Collection entries:
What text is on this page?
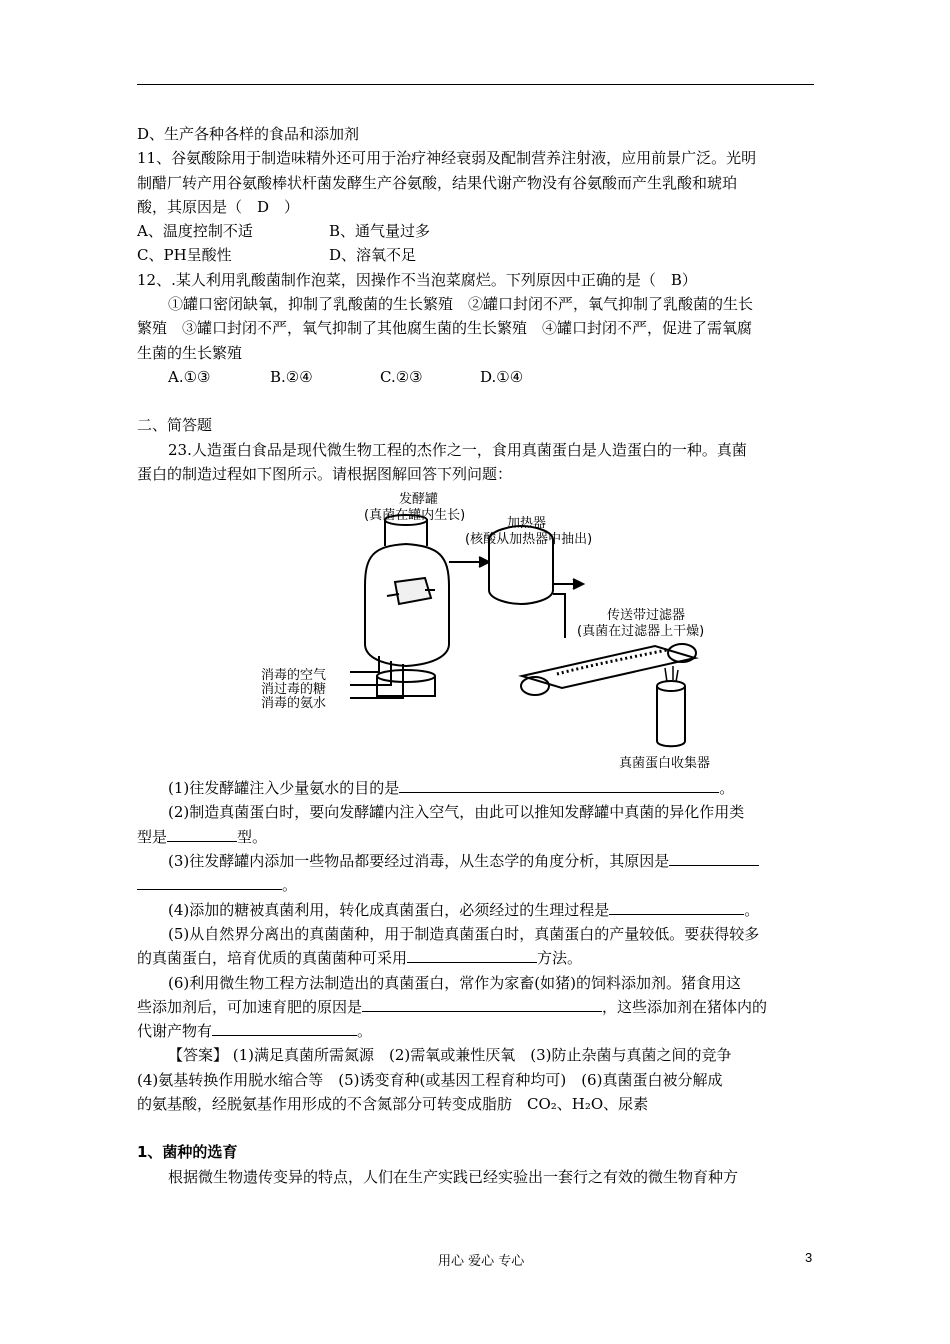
D、生产各种各样的食品和添加剂
11、谷氨酸除用于制造味精外还可用于治疗神经衰弱及配制营养注射液，应用前景广泛。光明
制醋厂转产用谷氨酸棒状杆菌发酵生产谷氨酸，结果代谢产物没有谷氨酸而产生乳酸和琥珀
酸，其原因是（　D　）
A、温度控制不适	B、通气量过多
C、PH呈酸性	D、溶氧不足
12、.某人利用乳酸菌制作泡菜，因操作不当泡菜腐烂。下列原因中正确的是（　B）
①罐口密闭缺氧，抑制了乳酸菌的生长繁殖　②罐口封闭不严，氧气抑制了乳酸菌的生长
繁殖　③罐口封闭不严，氧气抑制了其他腐生菌的生长繁殖　④罐口封闭不严，促进了需氧腐
生菌的生长繁殖
A.①③	B.②④	C.②③	D.①④
二、简答题
23.人造蛋白食品是现代微生物工程的杰作之一，食用真菌蛋白是人造蛋白的一种。真菌
蛋白的制造过程如下图所示。请根据图解回答下列问题：
发酵罐
(真菌在罐内生长)
加热器
(核酸从加热器中抽出)
传送带过滤器
(真菌在过滤器上干燥)
消毒的空气
消过毒的糖
消毒的氨水
真菌蛋白收集器
(1)往发酵罐注入少量氨水的目的是	。
(2)制造真菌蛋白时，要向发酵罐内注入空气，由此可以推知发酵罐中真菌的异化作用类
型是	型。
(3)往发酵罐内添加一些物品都要经过消毒，从生态学的角度分析，其原因是
。
(4)添加的糖被真菌利用，转化成真菌蛋白，必须经过的生理过程是	。
(5)从自然界分离出的真菌菌种，用于制造真菌蛋白时，真菌蛋白的产量较低。要获得较多
的真菌蛋白，培育优质的真菌菌种可采用	方法。
(6)利用微生物工程方法制造出的真菌蛋白，常作为家畜(如猪)的饲料添加剂。猪食用这
些添加剂后，可加速育肥的原因是	，这些添加剂在猪体内的
代谢产物有	。
【答案】 (1)满足真菌所需氮源　(2)需氧或兼性厌氧　(3)防止杂菌与真菌之间的竞争
(4)氨基转换作用脱水缩合等　(5)诱变育种(或基因工程育种均可)　(6)真菌蛋白被分解成
的氨基酸，经脱氨基作用形成的不含氮部分可转变成脂肪　CO₂、H₂O、尿素
1、菌种的选育
根据微生物遗传变异的特点，人们在生产实践已经实验出一套行之有效的微生物育种方
用心 爱心 专心	3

◆ Instruction: Reproduce every line exactly and omit all pictures.

◆ Task result:
What text is on this page?
D、生产各种各样的食品和添加剂
11、谷氨酸除用于制造味精外还可用于治疗神经衰弱及配制营养注射液，应用前景广泛。光明
制醋厂转产用谷氨酸棒状杆菌发酵生产谷氨酸，结果代谢产物没有谷氨酸而产生乳酸和琥珀
酸，其原因是（　D　）
A、温度控制不适	B、通气量过多
C、PH呈酸性	D、溶氧不足
12、.某人利用乳酸菌制作泡菜，因操作不当泡菜腐烂。下列原因中正确的是（　B）
①罐口密闭缺氧，抑制了乳酸菌的生长繁殖　②罐口封闭不严，氧气抑制了乳酸菌的生长
繁殖　③罐口封闭不严，氧气抑制了其他腐生菌的生长繁殖　④罐口封闭不严，促进了需氧腐
生菌的生长繁殖
A.①③	B.②④	C.②③	D.①④
二、简答题
23.人造蛋白食品是现代微生物工程的杰作之一，食用真菌蛋白是人造蛋白的一种。真菌
蛋白的制造过程如下图所示。请根据图解回答下列问题：
发酵罐
(真菌在罐内生长)
加热器
(核酸从加热器中抽出)
传送带过滤器
(真菌在过滤器上干燥)
消毒的空气
消过毒的糖
消毒的氨水
真菌蛋白收集器
(1)往发酵罐注入少量氨水的目的是	。
(2)制造真菌蛋白时，要向发酵罐内注入空气，由此可以推知发酵罐中真菌的异化作用类
型是	型。
(3)往发酵罐内添加一些物品都要经过消毒，从生态学的角度分析，其原因是
。
(4)添加的糖被真菌利用，转化成真菌蛋白，必须经过的生理过程是	。
(5)从自然界分离出的真菌菌种，用于制造真菌蛋白时，真菌蛋白的产量较低。要获得较多
的真菌蛋白，培育优质的真菌菌种可采用	方法。
(6)利用微生物工程方法制造出的真菌蛋白，常作为家畜(如猪)的饲料添加剂。猪食用这
些添加剂后，可加速育肥的原因是	，这些添加剂在猪体内的
代谢产物有	。
【答案】 (1)满足真菌所需氮源　(2)需氧或兼性厌氧　(3)防止杂菌与真菌之间的竞争
(4)氨基转换作用脱水缩合等　(5)诱变育种(或基因工程育种均可)　(6)真菌蛋白被分解成
的氨基酸，经脱氨基作用形成的不含氮部分可转变成脂肪　CO₂、H₂O、尿素
1、菌种的选育
根据微生物遗传变异的特点，人们在生产实践已经实验出一套行之有效的微生物育种方
用心 爱心 专心	3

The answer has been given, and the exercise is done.